__SET OF TASKS__
1. Answer these questions using the passage on COVID-19 measures in schools:
(a) Which factor does the review name as one of the things influencing how effective the interventions are?
(b) What did many governments and societies put in place in schools to reduce the spread of the virus?
(c) What kind of studies does the passage say are needed?
2. Reproduce word for word the part of the passage on COVID-19 measures in schools from "Reopening schools or" to "data are needed.".

__GIVEN PASSAGE__
^^^^^^^^^^^^^^^^
This review provides insight into the effectiveness of measures implemented in the school setting to contain the COVID-19 pandemic.
While there are limitations to this review, the review demonstrates that a range of different measures can be effective at reducing COVID-19 transmission, especially when multiple interventions are implemented together. Importantly, the review demonstrates that schools can stay open (or reopen) safely when prevention measures are implemented effectively. The effectiveness of interventions is influenced by many things, including the levels of community transmission. Given the rapid and widespread advancements in prevention and containment measures, most notably, the COVID-19 vaccines and increases in testing capacity, as well as the rise of more transmissible variants of the virus, an update to this review may yield very different results.
What was studied in the review?
In order to reduce the spread of the virus that causes COVID-19, many governments and societies put mitigation measures in place in schools. However, we do not know whether these measures work with regards to reducing the spread of the virus, or how these measures affect other aspects of life, such as education, the economy or society as a whole.
Reopening schools or keeping schools open while having a broad range of measures in place can reduce transmission of the virus that causes COVID-19. Such measures can also reduce the number of people who will need to go to hospital due to developing COVID-19. However very little is known about other consequences of these measures, such as those linked to education, resources, and physical or mental health, as this knowledge is mostly based on studies modelling the real world. More studies set in the real world using real-world data are needed.
^^^^^^^^^^^^^^^^
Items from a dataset

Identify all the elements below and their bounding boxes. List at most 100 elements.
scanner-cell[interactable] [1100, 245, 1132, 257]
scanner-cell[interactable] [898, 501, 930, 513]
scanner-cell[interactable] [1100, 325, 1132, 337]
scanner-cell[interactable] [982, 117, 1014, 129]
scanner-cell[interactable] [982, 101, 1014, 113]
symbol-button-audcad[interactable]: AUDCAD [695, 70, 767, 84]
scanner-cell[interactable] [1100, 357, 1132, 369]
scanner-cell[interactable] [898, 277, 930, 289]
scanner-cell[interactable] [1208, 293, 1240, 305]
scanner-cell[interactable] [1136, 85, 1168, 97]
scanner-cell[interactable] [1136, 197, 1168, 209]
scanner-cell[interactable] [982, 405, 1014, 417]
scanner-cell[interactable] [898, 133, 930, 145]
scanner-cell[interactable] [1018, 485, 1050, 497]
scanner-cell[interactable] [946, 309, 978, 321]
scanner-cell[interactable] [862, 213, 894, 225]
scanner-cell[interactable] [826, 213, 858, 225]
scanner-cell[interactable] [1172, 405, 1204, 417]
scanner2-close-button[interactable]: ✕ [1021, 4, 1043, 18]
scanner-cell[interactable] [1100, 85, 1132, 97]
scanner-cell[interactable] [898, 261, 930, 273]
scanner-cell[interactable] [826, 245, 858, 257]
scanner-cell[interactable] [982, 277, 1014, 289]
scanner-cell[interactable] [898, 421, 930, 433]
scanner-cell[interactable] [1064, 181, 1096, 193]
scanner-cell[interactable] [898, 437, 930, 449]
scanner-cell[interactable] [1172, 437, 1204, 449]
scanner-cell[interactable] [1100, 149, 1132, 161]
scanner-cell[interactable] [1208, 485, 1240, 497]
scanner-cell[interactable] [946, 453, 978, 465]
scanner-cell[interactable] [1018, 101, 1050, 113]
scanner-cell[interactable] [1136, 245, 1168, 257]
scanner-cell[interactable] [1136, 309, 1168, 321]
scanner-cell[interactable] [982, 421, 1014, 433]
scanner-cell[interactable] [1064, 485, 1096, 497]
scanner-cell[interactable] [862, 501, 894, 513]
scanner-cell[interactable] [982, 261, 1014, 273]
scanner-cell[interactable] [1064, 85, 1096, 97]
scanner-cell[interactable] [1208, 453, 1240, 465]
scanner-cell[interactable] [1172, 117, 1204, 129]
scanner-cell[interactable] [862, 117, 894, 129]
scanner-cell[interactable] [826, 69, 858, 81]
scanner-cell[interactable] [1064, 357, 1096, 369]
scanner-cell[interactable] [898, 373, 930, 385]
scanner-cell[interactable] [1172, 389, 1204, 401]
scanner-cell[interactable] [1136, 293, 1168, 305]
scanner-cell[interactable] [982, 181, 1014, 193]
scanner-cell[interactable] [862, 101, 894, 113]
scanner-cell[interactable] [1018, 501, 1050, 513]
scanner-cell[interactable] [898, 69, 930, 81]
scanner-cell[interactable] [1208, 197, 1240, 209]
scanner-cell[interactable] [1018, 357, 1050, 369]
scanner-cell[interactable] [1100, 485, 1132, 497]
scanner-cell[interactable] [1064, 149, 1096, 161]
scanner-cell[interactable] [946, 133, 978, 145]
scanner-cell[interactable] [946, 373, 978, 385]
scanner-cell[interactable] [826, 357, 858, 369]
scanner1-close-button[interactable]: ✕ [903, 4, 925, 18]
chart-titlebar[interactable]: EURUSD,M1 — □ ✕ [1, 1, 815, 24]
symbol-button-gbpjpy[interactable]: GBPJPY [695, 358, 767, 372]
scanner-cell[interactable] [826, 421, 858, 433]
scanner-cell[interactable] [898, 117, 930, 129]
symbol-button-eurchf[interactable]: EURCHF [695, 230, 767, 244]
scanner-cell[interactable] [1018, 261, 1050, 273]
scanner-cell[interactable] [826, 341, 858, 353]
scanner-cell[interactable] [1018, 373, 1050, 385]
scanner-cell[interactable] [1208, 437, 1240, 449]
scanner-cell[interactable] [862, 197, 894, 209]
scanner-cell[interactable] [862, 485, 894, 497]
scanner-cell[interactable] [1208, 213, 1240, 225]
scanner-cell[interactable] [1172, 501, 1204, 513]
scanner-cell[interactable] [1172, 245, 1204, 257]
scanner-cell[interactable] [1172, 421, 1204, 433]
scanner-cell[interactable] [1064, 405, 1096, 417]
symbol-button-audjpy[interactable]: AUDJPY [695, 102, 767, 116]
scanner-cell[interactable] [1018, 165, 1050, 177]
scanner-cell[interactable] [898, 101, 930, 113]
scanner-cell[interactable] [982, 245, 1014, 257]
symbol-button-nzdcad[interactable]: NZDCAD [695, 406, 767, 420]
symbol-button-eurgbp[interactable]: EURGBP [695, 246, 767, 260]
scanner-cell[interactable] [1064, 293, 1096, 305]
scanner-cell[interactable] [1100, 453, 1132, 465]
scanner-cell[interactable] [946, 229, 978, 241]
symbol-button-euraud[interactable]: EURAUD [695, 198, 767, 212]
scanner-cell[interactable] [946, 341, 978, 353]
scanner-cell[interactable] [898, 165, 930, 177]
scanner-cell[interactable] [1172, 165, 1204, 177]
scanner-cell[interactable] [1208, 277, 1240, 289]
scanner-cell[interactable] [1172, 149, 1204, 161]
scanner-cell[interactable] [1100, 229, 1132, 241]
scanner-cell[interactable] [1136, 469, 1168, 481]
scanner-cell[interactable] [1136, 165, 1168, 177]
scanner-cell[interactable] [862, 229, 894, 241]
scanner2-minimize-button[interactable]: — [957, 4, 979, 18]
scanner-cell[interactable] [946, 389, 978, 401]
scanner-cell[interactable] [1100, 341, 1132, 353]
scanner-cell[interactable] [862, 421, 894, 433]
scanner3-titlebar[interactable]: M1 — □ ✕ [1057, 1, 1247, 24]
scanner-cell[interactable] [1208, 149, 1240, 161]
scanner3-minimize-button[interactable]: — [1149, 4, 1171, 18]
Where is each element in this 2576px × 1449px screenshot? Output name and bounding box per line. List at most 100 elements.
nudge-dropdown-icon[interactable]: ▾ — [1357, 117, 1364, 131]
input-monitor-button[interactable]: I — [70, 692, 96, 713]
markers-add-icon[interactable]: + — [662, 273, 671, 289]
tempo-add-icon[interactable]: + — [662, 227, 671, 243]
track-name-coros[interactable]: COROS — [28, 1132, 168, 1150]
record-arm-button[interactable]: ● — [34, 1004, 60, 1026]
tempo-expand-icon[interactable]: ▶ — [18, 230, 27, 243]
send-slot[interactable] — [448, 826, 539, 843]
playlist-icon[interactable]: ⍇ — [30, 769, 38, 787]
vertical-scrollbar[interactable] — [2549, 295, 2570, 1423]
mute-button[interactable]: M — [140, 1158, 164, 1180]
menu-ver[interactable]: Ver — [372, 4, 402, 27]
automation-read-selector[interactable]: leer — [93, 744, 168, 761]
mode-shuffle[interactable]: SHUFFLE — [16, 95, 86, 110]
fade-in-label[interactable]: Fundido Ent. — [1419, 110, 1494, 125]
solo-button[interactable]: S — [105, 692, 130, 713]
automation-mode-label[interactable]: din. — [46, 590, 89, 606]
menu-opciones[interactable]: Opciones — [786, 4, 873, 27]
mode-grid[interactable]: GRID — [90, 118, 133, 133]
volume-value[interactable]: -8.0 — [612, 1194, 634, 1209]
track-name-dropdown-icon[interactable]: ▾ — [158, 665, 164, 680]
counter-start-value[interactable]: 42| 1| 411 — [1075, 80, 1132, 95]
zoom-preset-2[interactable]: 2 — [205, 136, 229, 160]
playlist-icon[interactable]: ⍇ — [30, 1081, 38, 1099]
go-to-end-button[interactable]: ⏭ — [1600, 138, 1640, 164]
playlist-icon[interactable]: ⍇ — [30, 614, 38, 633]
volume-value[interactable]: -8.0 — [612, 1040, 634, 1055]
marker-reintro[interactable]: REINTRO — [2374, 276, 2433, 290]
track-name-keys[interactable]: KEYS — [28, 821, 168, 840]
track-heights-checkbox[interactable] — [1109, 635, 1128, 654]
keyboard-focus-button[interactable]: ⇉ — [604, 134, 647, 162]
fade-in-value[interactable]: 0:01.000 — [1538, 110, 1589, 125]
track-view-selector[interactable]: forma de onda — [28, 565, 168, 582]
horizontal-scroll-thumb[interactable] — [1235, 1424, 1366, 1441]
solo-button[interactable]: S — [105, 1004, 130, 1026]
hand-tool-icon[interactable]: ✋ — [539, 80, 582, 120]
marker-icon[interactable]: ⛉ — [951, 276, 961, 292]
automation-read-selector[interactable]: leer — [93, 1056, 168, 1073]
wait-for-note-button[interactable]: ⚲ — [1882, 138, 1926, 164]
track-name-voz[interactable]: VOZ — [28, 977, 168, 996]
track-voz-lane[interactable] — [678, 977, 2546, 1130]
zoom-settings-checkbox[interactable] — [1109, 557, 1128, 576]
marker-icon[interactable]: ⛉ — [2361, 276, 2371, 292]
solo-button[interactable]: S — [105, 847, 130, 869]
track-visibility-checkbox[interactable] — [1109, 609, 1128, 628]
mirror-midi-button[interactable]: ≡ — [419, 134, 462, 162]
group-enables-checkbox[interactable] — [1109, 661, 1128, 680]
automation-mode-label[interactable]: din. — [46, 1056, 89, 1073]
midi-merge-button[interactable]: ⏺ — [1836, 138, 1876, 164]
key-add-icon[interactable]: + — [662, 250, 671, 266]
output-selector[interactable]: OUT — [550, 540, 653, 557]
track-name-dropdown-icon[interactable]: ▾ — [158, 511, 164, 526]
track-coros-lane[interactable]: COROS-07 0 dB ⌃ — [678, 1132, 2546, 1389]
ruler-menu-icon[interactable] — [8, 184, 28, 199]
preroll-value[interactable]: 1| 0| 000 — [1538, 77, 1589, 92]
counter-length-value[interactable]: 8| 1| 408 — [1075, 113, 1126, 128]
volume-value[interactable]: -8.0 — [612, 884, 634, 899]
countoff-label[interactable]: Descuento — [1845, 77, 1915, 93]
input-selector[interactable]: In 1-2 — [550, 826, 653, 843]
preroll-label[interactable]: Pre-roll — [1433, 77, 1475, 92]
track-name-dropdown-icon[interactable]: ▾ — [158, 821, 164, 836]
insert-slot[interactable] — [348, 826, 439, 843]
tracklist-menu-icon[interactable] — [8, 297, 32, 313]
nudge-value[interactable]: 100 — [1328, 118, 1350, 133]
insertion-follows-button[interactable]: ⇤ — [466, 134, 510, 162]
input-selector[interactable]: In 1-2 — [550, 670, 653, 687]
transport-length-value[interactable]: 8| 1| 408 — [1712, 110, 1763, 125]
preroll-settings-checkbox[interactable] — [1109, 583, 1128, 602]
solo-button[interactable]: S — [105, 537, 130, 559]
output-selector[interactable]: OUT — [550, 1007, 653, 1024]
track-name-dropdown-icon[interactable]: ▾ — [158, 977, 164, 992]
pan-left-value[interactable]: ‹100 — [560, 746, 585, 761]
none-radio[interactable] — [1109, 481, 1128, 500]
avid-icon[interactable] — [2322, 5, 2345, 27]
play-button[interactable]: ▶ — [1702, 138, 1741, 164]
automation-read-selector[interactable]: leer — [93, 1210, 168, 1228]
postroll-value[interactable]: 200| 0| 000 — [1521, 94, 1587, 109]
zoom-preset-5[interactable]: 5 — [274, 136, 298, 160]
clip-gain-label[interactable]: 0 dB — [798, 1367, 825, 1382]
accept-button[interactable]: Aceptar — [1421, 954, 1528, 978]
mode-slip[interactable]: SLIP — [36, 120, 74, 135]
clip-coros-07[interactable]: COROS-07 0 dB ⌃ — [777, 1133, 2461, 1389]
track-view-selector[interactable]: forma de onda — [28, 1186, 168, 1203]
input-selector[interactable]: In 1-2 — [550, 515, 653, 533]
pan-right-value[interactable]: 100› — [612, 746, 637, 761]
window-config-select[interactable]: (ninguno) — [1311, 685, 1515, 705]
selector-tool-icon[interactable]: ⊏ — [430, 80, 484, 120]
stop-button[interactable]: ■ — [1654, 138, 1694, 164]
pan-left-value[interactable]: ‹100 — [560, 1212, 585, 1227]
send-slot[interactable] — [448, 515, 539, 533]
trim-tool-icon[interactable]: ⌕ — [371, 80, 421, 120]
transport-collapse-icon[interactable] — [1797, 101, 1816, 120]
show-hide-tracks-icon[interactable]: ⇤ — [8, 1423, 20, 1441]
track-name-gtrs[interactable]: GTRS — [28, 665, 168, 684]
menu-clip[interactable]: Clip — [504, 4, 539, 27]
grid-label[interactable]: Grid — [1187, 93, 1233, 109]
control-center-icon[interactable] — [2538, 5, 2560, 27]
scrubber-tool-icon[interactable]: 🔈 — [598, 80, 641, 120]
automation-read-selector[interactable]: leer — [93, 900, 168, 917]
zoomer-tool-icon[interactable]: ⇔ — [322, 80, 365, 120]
^^^^^^^^^^^^^^^^
__NUMBERED RESPONSES__
1.
(a) The levels of community transmission.
(b) Mitigation measures.
(c) More studies set in the real world using real-world data.

2.
Reopening schools or keeping schools open while having a broad range of measures in place can reduce transmission of the virus that causes COVID-19. Such measures can also reduce the number of people who will need to go to hospital due to developing COVID-19. However very little is known about other consequences of these measures, such as those linked to education, resources, and physical or mental health, as this knowledge is mostly based on studies modelling the real world. More studies set in the real world using real-world data are needed.